=== Prompt ===
Look through the records that follow. Copy every line containing the word "полотна".

Dataset rows

______

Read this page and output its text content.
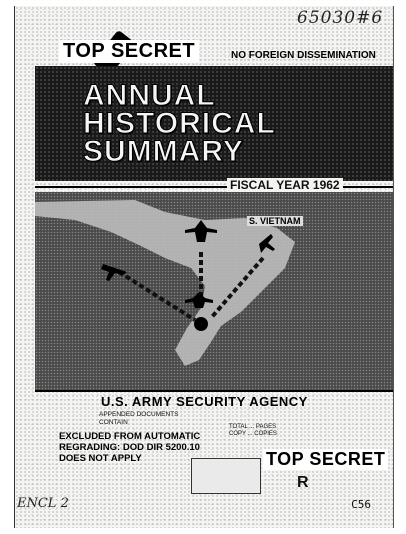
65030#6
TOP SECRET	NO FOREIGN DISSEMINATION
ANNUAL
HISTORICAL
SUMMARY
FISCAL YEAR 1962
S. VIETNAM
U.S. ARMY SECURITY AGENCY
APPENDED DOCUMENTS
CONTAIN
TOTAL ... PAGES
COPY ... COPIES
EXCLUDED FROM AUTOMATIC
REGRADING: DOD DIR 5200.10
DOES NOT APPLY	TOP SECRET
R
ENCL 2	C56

______

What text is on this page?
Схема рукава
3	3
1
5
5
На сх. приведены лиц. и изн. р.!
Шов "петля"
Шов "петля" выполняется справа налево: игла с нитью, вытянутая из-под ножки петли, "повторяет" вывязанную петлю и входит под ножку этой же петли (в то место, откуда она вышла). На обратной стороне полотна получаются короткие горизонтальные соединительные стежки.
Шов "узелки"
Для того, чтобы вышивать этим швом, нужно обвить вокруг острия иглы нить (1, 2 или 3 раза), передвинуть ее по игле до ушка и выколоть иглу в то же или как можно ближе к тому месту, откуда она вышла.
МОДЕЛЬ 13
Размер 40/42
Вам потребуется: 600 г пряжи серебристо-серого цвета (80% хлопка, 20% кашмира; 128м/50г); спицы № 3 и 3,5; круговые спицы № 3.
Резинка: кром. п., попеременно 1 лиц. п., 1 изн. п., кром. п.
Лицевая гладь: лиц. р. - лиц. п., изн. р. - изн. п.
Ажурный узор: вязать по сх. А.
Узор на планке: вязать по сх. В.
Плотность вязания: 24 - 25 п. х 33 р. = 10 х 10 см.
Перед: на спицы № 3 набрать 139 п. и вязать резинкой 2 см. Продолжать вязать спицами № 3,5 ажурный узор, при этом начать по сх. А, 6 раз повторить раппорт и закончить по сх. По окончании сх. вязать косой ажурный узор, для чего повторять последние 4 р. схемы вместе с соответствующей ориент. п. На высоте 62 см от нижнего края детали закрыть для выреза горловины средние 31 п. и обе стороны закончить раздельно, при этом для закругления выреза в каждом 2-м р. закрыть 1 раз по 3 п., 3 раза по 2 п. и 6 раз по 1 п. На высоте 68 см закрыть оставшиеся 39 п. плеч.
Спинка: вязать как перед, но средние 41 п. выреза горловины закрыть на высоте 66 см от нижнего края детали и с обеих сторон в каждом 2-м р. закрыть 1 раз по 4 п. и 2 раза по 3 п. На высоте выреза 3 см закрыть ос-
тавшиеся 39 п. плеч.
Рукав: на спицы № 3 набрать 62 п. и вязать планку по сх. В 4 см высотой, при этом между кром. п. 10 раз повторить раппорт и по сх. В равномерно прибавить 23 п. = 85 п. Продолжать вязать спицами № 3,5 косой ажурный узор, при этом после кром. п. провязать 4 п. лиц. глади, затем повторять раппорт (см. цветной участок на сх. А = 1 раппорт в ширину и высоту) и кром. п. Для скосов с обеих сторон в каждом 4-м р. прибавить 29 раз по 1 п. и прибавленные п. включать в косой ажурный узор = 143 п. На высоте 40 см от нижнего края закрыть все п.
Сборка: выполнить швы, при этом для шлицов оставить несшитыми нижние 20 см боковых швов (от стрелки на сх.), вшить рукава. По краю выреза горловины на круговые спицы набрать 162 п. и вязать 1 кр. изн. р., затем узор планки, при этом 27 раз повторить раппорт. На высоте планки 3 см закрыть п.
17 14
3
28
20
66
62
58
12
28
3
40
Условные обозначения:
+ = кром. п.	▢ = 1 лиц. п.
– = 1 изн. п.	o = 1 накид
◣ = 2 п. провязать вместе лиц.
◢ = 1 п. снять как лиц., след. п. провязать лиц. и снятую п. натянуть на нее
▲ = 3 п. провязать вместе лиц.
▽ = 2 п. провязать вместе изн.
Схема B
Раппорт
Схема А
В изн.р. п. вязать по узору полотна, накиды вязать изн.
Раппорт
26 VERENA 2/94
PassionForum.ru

______

=== Solution to this exercise ===
Шов "петля" выполняется справа налево: игла с нитью, вытянутая из-под ножки петли, "повторяет" вывязанную петлю и входит под ножку этой же петли (в то место, откуда она вышла). На обратной стороне полотна получаются короткие горизонтальные соединительные стежки.
В изн.р. п. вязать по узору полотна, накиды вязать изн.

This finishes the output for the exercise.